▶ **OBJECTIVE**
Copy each line exactly. Drop every picture.

▶ **GIVEN RECORDS**
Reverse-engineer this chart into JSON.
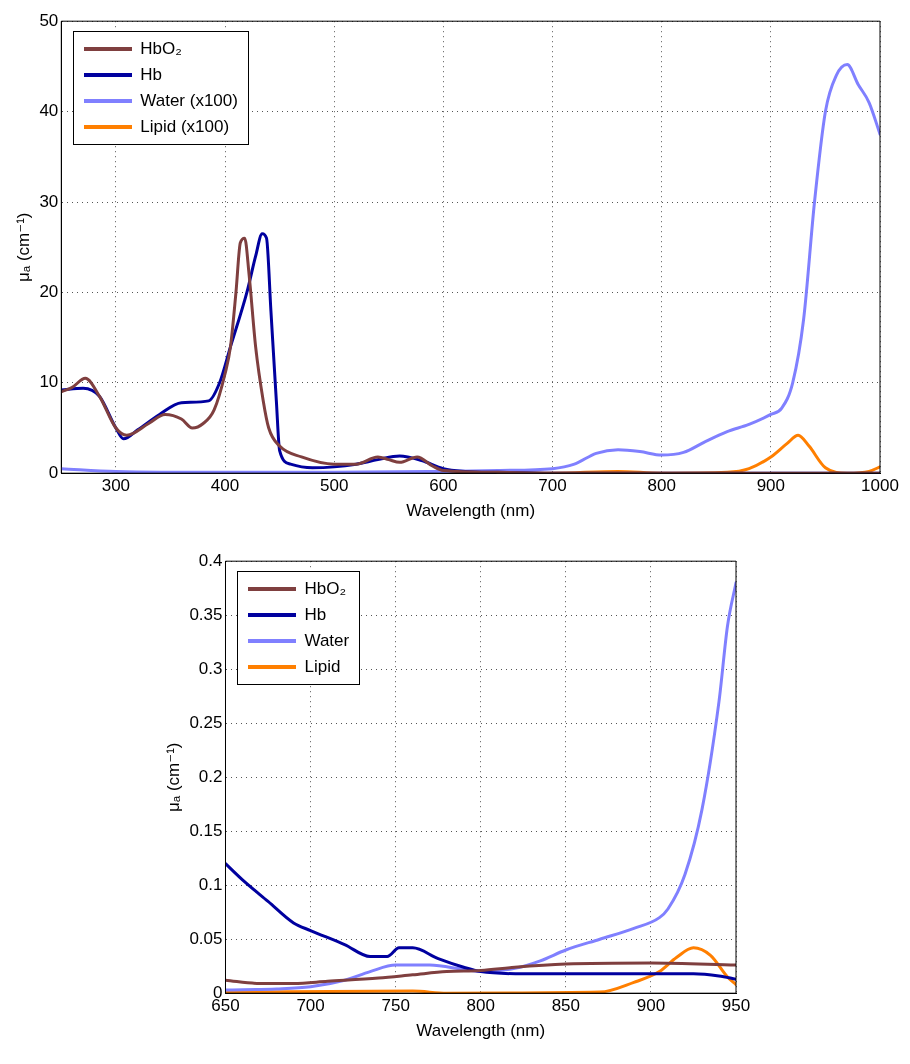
{
  "chart_data": [
    {
      "type": "line",
      "xlabel": "Wavelength (nm)",
      "ylabel": "μₐ (cm⁻¹)",
      "xlim": [
        250,
        1000
      ],
      "xticks": [
        300,
        400,
        500,
        600,
        700,
        800,
        900,
        1000
      ],
      "ylim": [
        0,
        50
      ],
      "yticks": [
        0,
        10,
        20,
        30,
        40,
        50
      ],
      "grid": true,
      "legend": "top left",
      "marker": "none",
      "line_style": "solid",
      "series": [
        {
          "name": "HbO₂",
          "color": "#7f3f3f",
          "x": [
            250,
            260,
            272,
            285,
            300,
            310,
            330,
            345,
            360,
            370,
            380,
            390,
            400,
            405,
            410,
            414,
            418,
            422,
            428,
            435,
            440,
            450,
            470,
            500,
            520,
            540,
            550,
            560,
            576,
            590,
            600,
            650,
            700,
            800,
            1000
          ],
          "values": [
            9,
            9.5,
            10.5,
            8.5,
            5,
            4.2,
            5.5,
            6.5,
            6,
            5,
            5.5,
            7,
            11,
            14,
            20,
            25.5,
            26,
            22,
            14,
            8,
            5,
            3,
            1.8,
            1,
            1,
            1.8,
            1.5,
            1.2,
            1.8,
            0.8,
            0.3,
            0.1,
            0,
            0,
            0
          ]
        },
        {
          "name": "Hb",
          "color": "#00009f",
          "x": [
            250,
            270,
            285,
            300,
            307,
            320,
            340,
            360,
            385,
            395,
            405,
            420,
            428,
            434,
            438,
            442,
            447,
            450,
            460,
            480,
            500,
            520,
            540,
            560,
            580,
            600,
            620,
            650,
            700,
            1000
          ],
          "values": [
            9.2,
            9.4,
            8.5,
            5,
            3.8,
            4.8,
            6.5,
            7.8,
            8,
            10,
            14,
            20,
            24,
            26.5,
            26,
            18,
            8,
            2.5,
            1,
            0.6,
            0.7,
            1,
            1.5,
            1.9,
            1.4,
            0.5,
            0.2,
            0.1,
            0,
            0
          ]
        },
        {
          "name": "Water (x100)",
          "color": "#8080ff",
          "x": [
            250,
            300,
            400,
            500,
            600,
            650,
            700,
            720,
            740,
            760,
            780,
            800,
            820,
            840,
            860,
            880,
            900,
            910,
            920,
            930,
            940,
            950,
            960,
            970,
            980,
            990,
            1000
          ],
          "values": [
            0.5,
            0.2,
            0.1,
            0.1,
            0.2,
            0.3,
            0.5,
            1,
            2.2,
            2.6,
            2.4,
            2,
            2.3,
            3.5,
            4.6,
            5.4,
            6.5,
            7.2,
            10,
            17,
            30,
            40,
            44,
            45.2,
            43,
            41,
            37.5
          ]
        },
        {
          "name": "Lipid (x100)",
          "color": "#ff7f00",
          "x": [
            650,
            700,
            760,
            800,
            860,
            880,
            900,
            915,
            925,
            935,
            950,
            970,
            990,
            1000
          ],
          "values": [
            0,
            0,
            0.2,
            0,
            0.1,
            0.5,
            1.8,
            3.3,
            4.2,
            3,
            0.6,
            0,
            0.2,
            0.7
          ]
        }
      ]
    },
    {
      "type": "line",
      "xlabel": "Wavelength (nm)",
      "ylabel": "μₐ (cm⁻¹)",
      "xlim": [
        650,
        950
      ],
      "xticks": [
        650,
        700,
        750,
        800,
        850,
        900,
        950
      ],
      "ylim": [
        0,
        0.4
      ],
      "yticks": [
        0,
        0.05,
        0.1,
        0.15,
        0.2,
        0.25,
        0.3,
        0.35,
        0.4
      ],
      "grid": true,
      "legend": "top left",
      "marker": "none",
      "line_style": "solid",
      "series": [
        {
          "name": "HbO₂",
          "color": "#7f3f3f",
          "x": [
            650,
            670,
            690,
            710,
            740,
            760,
            780,
            800,
            820,
            850,
            900,
            950
          ],
          "values": [
            0.012,
            0.009,
            0.009,
            0.011,
            0.014,
            0.017,
            0.02,
            0.021,
            0.024,
            0.027,
            0.028,
            0.026
          ]
        },
        {
          "name": "Hb",
          "color": "#00009f",
          "x": [
            650,
            660,
            675,
            690,
            700,
            720,
            735,
            745,
            752,
            760,
            775,
            790,
            800,
            825,
            850,
            900,
            925,
            940,
            950
          ],
          "values": [
            0.12,
            0.105,
            0.085,
            0.065,
            0.058,
            0.045,
            0.034,
            0.034,
            0.042,
            0.042,
            0.032,
            0.024,
            0.02,
            0.018,
            0.018,
            0.018,
            0.018,
            0.016,
            0.013
          ]
        },
        {
          "name": "Water",
          "color": "#8080ff",
          "x": [
            650,
            680,
            700,
            720,
            735,
            750,
            770,
            790,
            800,
            820,
            835,
            850,
            870,
            890,
            905,
            910,
            920,
            930,
            940,
            945,
            950
          ],
          "values": [
            0.003,
            0.004,
            0.006,
            0.012,
            0.02,
            0.026,
            0.026,
            0.022,
            0.02,
            0.023,
            0.03,
            0.04,
            0.05,
            0.06,
            0.07,
            0.078,
            0.11,
            0.17,
            0.27,
            0.34,
            0.38
          ]
        },
        {
          "name": "Lipid",
          "color": "#ff7f00",
          "x": [
            650,
            760,
            780,
            870,
            890,
            905,
            915,
            925,
            935,
            945,
            950
          ],
          "values": [
            0.001,
            0.002,
            0,
            0.001,
            0.01,
            0.02,
            0.033,
            0.042,
            0.035,
            0.015,
            0.008
          ]
        }
      ]
    }
  ]
}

▶ **RESPONSE TO THIS TASK**
Reverse-engineer this chart into JSON.
{
  "chart_data": [
    {
      "type": "line",
      "xlabel": "Wavelength (nm)",
      "ylabel": "μₐ (cm⁻¹)",
      "xlim": [
        250,
        1000
      ],
      "xticks": [
        300,
        400,
        500,
        600,
        700,
        800,
        900,
        1000
      ],
      "ylim": [
        0,
        50
      ],
      "yticks": [
        0,
        10,
        20,
        30,
        40,
        50
      ],
      "grid": true,
      "legend": "top left",
      "marker": "none",
      "line_style": "solid",
      "series": [
        {
          "name": "HbO₂",
          "color": "#7f3f3f",
          "x": [
            250,
            260,
            272,
            285,
            300,
            310,
            330,
            345,
            360,
            370,
            380,
            390,
            400,
            405,
            410,
            414,
            418,
            422,
            428,
            435,
            440,
            450,
            470,
            500,
            520,
            540,
            550,
            560,
            576,
            590,
            600,
            650,
            700,
            800,
            1000
          ],
          "values": [
            9,
            9.5,
            10.5,
            8.5,
            5,
            4.2,
            5.5,
            6.5,
            6,
            5,
            5.5,
            7,
            11,
            14,
            20,
            25.5,
            26,
            22,
            14,
            8,
            5,
            3,
            1.8,
            1,
            1,
            1.8,
            1.5,
            1.2,
            1.8,
            0.8,
            0.3,
            0.1,
            0,
            0,
            0
          ]
        },
        {
          "name": "Hb",
          "color": "#00009f",
          "x": [
            250,
            270,
            285,
            300,
            307,
            320,
            340,
            360,
            385,
            395,
            405,
            420,
            428,
            434,
            438,
            442,
            447,
            450,
            460,
            480,
            500,
            520,
            540,
            560,
            580,
            600,
            620,
            650,
            700,
            1000
          ],
          "values": [
            9.2,
            9.4,
            8.5,
            5,
            3.8,
            4.8,
            6.5,
            7.8,
            8,
            10,
            14,
            20,
            24,
            26.5,
            26,
            18,
            8,
            2.5,
            1,
            0.6,
            0.7,
            1,
            1.5,
            1.9,
            1.4,
            0.5,
            0.2,
            0.1,
            0,
            0
          ]
        },
        {
          "name": "Water (x100)",
          "color": "#8080ff",
          "x": [
            250,
            300,
            400,
            500,
            600,
            650,
            700,
            720,
            740,
            760,
            780,
            800,
            820,
            840,
            860,
            880,
            900,
            910,
            920,
            930,
            940,
            950,
            960,
            970,
            980,
            990,
            1000
          ],
          "values": [
            0.5,
            0.2,
            0.1,
            0.1,
            0.2,
            0.3,
            0.5,
            1,
            2.2,
            2.6,
            2.4,
            2,
            2.3,
            3.5,
            4.6,
            5.4,
            6.5,
            7.2,
            10,
            17,
            30,
            40,
            44,
            45.2,
            43,
            41,
            37.5
          ]
        },
        {
          "name": "Lipid (x100)",
          "color": "#ff7f00",
          "x": [
            650,
            700,
            760,
            800,
            860,
            880,
            900,
            915,
            925,
            935,
            950,
            970,
            990,
            1000
          ],
          "values": [
            0,
            0,
            0.2,
            0,
            0.1,
            0.5,
            1.8,
            3.3,
            4.2,
            3,
            0.6,
            0,
            0.2,
            0.7
          ]
        }
      ]
    },
    {
      "type": "line",
      "xlabel": "Wavelength (nm)",
      "ylabel": "μₐ (cm⁻¹)",
      "xlim": [
        650,
        950
      ],
      "xticks": [
        650,
        700,
        750,
        800,
        850,
        900,
        950
      ],
      "ylim": [
        0,
        0.4
      ],
      "yticks": [
        0,
        0.05,
        0.1,
        0.15,
        0.2,
        0.25,
        0.3,
        0.35,
        0.4
      ],
      "grid": true,
      "legend": "top left",
      "marker": "none",
      "line_style": "solid",
      "series": [
        {
          "name": "HbO₂",
          "color": "#7f3f3f",
          "x": [
            650,
            670,
            690,
            710,
            740,
            760,
            780,
            800,
            820,
            850,
            900,
            950
          ],
          "values": [
            0.012,
            0.009,
            0.009,
            0.011,
            0.014,
            0.017,
            0.02,
            0.021,
            0.024,
            0.027,
            0.028,
            0.026
          ]
        },
        {
          "name": "Hb",
          "color": "#00009f",
          "x": [
            650,
            660,
            675,
            690,
            700,
            720,
            735,
            745,
            752,
            760,
            775,
            790,
            800,
            825,
            850,
            900,
            925,
            940,
            950
          ],
          "values": [
            0.12,
            0.105,
            0.085,
            0.065,
            0.058,
            0.045,
            0.034,
            0.034,
            0.042,
            0.042,
            0.032,
            0.024,
            0.02,
            0.018,
            0.018,
            0.018,
            0.018,
            0.016,
            0.013
          ]
        },
        {
          "name": "Water",
          "color": "#8080ff",
          "x": [
            650,
            680,
            700,
            720,
            735,
            750,
            770,
            790,
            800,
            820,
            835,
            850,
            870,
            890,
            905,
            910,
            920,
            930,
            940,
            945,
            950
          ],
          "values": [
            0.003,
            0.004,
            0.006,
            0.012,
            0.02,
            0.026,
            0.026,
            0.022,
            0.02,
            0.023,
            0.03,
            0.04,
            0.05,
            0.06,
            0.07,
            0.078,
            0.11,
            0.17,
            0.27,
            0.34,
            0.38
          ]
        },
        {
          "name": "Lipid",
          "color": "#ff7f00",
          "x": [
            650,
            760,
            780,
            870,
            890,
            905,
            915,
            925,
            935,
            945,
            950
          ],
          "values": [
            0.001,
            0.002,
            0,
            0.001,
            0.01,
            0.02,
            0.033,
            0.042,
            0.035,
            0.015,
            0.008
          ]
        }
      ]
    }
  ]
}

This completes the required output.